## Part of a data file
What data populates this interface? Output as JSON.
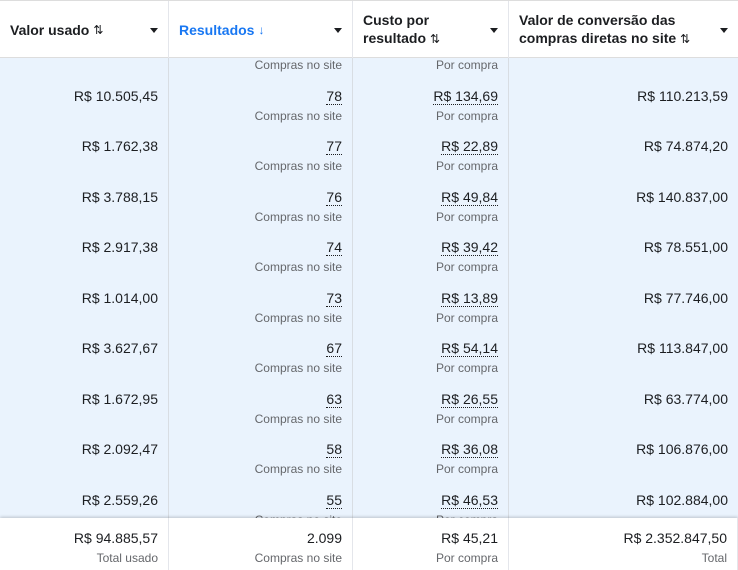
{
  "columns": [
    {
      "label": "Valor usado",
      "sort_icon": "sort-both-icon"
    },
    {
      "label": "Resultados",
      "sort_icon": "arrow-down-icon",
      "active": true
    },
    {
      "label": "Custo por resultado",
      "sort_icon": "sort-both-icon"
    },
    {
      "label": "Valor de conversão das compras diretas no site",
      "sort_icon": "sort-both-icon"
    }
  ],
  "result_sub": "Compras no site",
  "cost_sub": "Por compra",
  "rows": [
    {
      "spent": "R$ 10.505,45",
      "results": "78",
      "cost": "R$ 134,69",
      "conv": "R$ 110.213,59"
    },
    {
      "spent": "R$ 1.762,38",
      "results": "77",
      "cost": "R$ 22,89",
      "conv": "R$ 74.874,20"
    },
    {
      "spent": "R$ 3.788,15",
      "results": "76",
      "cost": "R$ 49,84",
      "conv": "R$ 140.837,00"
    },
    {
      "spent": "R$ 2.917,38",
      "results": "74",
      "cost": "R$ 39,42",
      "conv": "R$ 78.551,00"
    },
    {
      "spent": "R$ 1.014,00",
      "results": "73",
      "cost": "R$ 13,89",
      "conv": "R$ 77.746,00"
    },
    {
      "spent": "R$ 3.627,67",
      "results": "67",
      "cost": "R$ 54,14",
      "conv": "R$ 113.847,00"
    },
    {
      "spent": "R$ 1.672,95",
      "results": "63",
      "cost": "R$ 26,55",
      "conv": "R$ 63.774,00"
    },
    {
      "spent": "R$ 2.092,47",
      "results": "58",
      "cost": "R$ 36,08",
      "conv": "R$ 106.876,00"
    },
    {
      "spent": "R$ 2.559,26",
      "results": "55",
      "cost": "R$ 46,53",
      "conv": "R$ 102.884,00"
    }
  ],
  "totals": {
    "spent": "R$ 94.885,57",
    "spent_sub": "Total usado",
    "results": "2.099",
    "results_sub": "Compras no site",
    "cost": "R$ 45,21",
    "cost_sub": "Por compra",
    "conv": "R$ 2.352.847,50",
    "conv_sub": "Total"
  },
  "colors": {
    "accent": "#1877f2",
    "row_bg": "#eaf3fd"
  }
}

## Set task
Print all of the entries word for word. Skip any images they contain.

## Output
What data populates this interface? Output as JSON.
{
  "columns": [
    {
      "label": "Valor usado",
      "sort_icon": "sort-both-icon"
    },
    {
      "label": "Resultados",
      "sort_icon": "arrow-down-icon",
      "active": true
    },
    {
      "label": "Custo por resultado",
      "sort_icon": "sort-both-icon"
    },
    {
      "label": "Valor de conversão das compras diretas no site",
      "sort_icon": "sort-both-icon"
    }
  ],
  "result_sub": "Compras no site",
  "cost_sub": "Por compra",
  "rows": [
    {
      "spent": "R$ 10.505,45",
      "results": "78",
      "cost": "R$ 134,69",
      "conv": "R$ 110.213,59"
    },
    {
      "spent": "R$ 1.762,38",
      "results": "77",
      "cost": "R$ 22,89",
      "conv": "R$ 74.874,20"
    },
    {
      "spent": "R$ 3.788,15",
      "results": "76",
      "cost": "R$ 49,84",
      "conv": "R$ 140.837,00"
    },
    {
      "spent": "R$ 2.917,38",
      "results": "74",
      "cost": "R$ 39,42",
      "conv": "R$ 78.551,00"
    },
    {
      "spent": "R$ 1.014,00",
      "results": "73",
      "cost": "R$ 13,89",
      "conv": "R$ 77.746,00"
    },
    {
      "spent": "R$ 3.627,67",
      "results": "67",
      "cost": "R$ 54,14",
      "conv": "R$ 113.847,00"
    },
    {
      "spent": "R$ 1.672,95",
      "results": "63",
      "cost": "R$ 26,55",
      "conv": "R$ 63.774,00"
    },
    {
      "spent": "R$ 2.092,47",
      "results": "58",
      "cost": "R$ 36,08",
      "conv": "R$ 106.876,00"
    },
    {
      "spent": "R$ 2.559,26",
      "results": "55",
      "cost": "R$ 46,53",
      "conv": "R$ 102.884,00"
    }
  ],
  "totals": {
    "spent": "R$ 94.885,57",
    "spent_sub": "Total usado",
    "results": "2.099",
    "results_sub": "Compras no site",
    "cost": "R$ 45,21",
    "cost_sub": "Por compra",
    "conv": "R$ 2.352.847,50",
    "conv_sub": "Total"
  },
  "colors": {
    "accent": "#1877f2",
    "row_bg": "#eaf3fd"
  }
}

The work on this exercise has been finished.